**What you need to do**
Check each line of the data below for the word "Finance", then extract the ones that have it.

**Entries from a dataset**
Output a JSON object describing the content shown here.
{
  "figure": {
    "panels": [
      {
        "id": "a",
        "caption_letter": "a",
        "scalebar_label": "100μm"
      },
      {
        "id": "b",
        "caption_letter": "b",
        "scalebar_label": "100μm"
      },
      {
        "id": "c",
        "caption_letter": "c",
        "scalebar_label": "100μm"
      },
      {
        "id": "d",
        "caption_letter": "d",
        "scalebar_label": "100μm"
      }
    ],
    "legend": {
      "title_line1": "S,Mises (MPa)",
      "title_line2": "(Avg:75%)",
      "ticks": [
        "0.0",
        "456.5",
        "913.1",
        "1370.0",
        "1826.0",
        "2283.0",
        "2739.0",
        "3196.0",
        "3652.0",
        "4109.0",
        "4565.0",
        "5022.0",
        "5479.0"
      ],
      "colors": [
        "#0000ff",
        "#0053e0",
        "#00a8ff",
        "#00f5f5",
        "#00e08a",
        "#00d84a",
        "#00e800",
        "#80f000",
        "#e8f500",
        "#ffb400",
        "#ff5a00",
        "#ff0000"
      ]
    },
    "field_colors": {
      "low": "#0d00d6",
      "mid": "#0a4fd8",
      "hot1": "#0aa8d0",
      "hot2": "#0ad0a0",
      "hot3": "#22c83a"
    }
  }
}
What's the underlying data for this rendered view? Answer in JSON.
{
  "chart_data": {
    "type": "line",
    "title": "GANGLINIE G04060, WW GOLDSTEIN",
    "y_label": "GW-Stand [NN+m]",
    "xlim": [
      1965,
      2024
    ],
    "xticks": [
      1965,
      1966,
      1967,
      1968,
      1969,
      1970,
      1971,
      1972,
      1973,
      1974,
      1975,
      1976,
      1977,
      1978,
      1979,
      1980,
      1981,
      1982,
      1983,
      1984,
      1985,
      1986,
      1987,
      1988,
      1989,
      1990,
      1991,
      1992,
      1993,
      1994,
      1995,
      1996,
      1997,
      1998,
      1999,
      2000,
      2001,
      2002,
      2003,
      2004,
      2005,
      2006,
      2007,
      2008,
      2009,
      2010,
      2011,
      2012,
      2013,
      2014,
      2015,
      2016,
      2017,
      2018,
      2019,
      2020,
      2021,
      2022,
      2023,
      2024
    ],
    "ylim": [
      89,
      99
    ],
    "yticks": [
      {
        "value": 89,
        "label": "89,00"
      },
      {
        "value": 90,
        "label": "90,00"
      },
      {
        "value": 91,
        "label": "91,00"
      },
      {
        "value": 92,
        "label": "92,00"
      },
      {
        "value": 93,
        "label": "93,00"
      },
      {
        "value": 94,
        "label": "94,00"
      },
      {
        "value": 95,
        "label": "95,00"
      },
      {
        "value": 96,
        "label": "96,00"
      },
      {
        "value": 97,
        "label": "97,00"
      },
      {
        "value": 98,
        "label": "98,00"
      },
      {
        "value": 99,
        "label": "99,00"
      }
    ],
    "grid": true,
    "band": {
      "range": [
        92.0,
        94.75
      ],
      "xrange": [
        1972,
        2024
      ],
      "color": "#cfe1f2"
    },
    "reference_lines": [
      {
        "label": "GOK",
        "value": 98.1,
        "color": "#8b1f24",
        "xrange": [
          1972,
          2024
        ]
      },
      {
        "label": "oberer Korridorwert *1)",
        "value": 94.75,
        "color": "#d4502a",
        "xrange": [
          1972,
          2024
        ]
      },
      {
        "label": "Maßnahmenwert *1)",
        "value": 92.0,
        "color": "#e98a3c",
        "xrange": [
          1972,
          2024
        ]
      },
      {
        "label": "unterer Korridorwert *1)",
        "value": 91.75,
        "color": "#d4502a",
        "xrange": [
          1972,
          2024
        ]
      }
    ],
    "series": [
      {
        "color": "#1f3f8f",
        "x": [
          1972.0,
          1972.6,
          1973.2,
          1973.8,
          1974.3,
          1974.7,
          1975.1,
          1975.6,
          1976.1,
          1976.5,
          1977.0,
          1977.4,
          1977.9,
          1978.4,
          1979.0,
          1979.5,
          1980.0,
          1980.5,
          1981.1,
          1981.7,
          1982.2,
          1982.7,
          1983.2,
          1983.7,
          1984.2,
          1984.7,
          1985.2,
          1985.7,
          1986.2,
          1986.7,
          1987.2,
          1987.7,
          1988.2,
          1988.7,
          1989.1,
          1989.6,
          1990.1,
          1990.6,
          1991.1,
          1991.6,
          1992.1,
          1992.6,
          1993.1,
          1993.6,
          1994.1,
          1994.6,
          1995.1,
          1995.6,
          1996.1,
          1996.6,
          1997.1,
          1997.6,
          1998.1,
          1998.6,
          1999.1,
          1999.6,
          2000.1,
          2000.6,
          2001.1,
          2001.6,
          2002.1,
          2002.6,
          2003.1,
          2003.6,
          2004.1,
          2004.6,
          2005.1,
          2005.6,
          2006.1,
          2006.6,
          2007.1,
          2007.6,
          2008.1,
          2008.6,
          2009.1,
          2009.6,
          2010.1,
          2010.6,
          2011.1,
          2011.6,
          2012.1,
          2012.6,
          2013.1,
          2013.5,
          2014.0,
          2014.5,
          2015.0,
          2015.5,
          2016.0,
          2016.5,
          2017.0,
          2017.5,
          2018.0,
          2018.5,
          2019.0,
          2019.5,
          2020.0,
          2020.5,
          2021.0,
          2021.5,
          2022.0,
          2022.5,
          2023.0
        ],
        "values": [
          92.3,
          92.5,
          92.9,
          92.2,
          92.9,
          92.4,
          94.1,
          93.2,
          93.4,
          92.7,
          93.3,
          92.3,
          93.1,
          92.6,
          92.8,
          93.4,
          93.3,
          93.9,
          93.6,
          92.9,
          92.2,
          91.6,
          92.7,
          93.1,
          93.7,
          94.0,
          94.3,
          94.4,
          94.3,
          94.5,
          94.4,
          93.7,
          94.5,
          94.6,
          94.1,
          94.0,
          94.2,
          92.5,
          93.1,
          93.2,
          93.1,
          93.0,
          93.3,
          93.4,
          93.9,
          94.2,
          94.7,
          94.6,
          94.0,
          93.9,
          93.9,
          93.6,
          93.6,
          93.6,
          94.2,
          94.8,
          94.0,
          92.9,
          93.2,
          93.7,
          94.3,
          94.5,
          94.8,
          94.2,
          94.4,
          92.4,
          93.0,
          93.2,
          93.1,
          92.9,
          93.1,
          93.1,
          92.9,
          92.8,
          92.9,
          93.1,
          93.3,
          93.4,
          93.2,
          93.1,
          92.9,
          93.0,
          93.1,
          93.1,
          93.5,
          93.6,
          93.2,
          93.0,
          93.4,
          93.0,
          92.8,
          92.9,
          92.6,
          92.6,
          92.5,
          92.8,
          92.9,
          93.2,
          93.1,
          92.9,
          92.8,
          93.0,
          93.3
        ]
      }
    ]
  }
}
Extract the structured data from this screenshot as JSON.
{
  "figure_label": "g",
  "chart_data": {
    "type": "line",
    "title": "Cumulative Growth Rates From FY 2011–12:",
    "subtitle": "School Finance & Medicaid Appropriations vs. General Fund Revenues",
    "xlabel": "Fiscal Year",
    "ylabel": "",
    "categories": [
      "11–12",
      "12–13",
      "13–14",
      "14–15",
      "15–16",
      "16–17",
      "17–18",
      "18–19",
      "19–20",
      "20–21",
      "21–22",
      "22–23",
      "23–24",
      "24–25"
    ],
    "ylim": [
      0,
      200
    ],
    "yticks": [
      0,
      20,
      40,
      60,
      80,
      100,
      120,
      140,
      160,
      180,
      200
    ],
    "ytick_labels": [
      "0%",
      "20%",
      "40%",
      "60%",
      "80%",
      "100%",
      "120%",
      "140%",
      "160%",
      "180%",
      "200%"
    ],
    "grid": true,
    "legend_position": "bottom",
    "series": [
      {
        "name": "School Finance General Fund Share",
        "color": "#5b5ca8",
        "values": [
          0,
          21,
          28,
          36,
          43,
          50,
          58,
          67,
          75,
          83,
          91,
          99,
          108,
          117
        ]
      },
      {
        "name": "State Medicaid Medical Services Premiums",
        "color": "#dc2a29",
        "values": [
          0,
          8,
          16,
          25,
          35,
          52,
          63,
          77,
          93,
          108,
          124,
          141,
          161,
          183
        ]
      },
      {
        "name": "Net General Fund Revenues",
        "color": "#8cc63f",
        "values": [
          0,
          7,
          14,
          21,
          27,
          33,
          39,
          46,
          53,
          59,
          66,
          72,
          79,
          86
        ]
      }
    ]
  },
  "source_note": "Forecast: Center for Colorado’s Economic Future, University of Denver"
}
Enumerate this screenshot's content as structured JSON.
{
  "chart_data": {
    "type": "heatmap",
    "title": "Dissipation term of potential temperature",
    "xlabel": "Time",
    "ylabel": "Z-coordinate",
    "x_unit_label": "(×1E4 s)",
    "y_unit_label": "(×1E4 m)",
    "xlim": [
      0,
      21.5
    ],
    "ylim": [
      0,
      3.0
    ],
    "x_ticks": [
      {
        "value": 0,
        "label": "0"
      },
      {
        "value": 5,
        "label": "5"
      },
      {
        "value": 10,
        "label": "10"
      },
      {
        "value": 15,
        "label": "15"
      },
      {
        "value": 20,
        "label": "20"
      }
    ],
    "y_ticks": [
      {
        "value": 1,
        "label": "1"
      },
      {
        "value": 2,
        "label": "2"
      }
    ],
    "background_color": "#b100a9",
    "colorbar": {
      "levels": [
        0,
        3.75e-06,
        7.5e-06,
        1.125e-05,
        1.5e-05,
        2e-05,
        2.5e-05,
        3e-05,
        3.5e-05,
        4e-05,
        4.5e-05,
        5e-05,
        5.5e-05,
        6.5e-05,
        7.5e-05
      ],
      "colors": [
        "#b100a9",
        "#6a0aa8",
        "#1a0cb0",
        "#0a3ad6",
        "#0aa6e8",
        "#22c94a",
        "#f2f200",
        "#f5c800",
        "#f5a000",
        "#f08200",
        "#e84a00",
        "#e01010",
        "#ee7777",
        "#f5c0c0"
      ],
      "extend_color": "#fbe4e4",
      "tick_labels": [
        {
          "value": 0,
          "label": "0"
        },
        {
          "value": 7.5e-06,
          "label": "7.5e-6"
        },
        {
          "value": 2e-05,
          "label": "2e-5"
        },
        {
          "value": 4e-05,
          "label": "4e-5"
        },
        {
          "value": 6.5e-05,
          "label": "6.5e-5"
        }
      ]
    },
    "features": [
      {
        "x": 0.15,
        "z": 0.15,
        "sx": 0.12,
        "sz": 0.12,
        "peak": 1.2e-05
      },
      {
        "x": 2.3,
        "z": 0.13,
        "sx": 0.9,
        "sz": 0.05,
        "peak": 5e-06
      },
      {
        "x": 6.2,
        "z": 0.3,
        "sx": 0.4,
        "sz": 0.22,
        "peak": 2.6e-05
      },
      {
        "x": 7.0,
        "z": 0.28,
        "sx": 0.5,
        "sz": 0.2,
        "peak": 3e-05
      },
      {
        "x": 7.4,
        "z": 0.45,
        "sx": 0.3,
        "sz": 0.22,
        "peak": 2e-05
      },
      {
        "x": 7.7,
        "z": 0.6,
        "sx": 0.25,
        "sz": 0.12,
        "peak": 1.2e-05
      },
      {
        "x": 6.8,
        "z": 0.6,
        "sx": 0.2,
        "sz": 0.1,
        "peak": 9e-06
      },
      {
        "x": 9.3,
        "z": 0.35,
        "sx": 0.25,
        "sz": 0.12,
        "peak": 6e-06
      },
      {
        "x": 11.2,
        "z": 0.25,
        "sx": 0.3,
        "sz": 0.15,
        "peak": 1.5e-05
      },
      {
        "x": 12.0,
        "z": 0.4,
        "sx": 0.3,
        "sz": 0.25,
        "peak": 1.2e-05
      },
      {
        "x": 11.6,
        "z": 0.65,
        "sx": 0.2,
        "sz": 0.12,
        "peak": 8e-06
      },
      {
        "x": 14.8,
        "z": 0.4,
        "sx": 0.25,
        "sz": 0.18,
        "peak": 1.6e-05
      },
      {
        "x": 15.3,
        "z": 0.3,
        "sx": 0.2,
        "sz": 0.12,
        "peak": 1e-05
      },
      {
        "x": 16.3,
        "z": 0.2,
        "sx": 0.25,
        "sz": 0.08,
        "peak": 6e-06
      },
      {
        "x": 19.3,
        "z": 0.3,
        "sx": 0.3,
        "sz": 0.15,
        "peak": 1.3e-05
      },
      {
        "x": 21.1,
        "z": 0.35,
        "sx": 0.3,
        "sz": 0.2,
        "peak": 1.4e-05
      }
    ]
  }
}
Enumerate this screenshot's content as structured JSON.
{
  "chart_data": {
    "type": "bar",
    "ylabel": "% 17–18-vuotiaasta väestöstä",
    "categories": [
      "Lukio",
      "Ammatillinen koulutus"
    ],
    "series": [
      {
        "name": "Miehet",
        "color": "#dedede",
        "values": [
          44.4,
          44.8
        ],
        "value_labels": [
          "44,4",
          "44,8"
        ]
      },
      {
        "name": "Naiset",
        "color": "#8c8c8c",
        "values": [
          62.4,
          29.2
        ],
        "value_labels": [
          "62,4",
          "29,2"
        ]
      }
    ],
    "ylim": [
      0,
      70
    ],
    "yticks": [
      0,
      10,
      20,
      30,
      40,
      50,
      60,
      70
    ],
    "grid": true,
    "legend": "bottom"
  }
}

**Exercise result**
    "subtitle": "School Finance & Medicaid Appropriations vs. General Fund Revenues",
        "name": "School Finance General Fund Share",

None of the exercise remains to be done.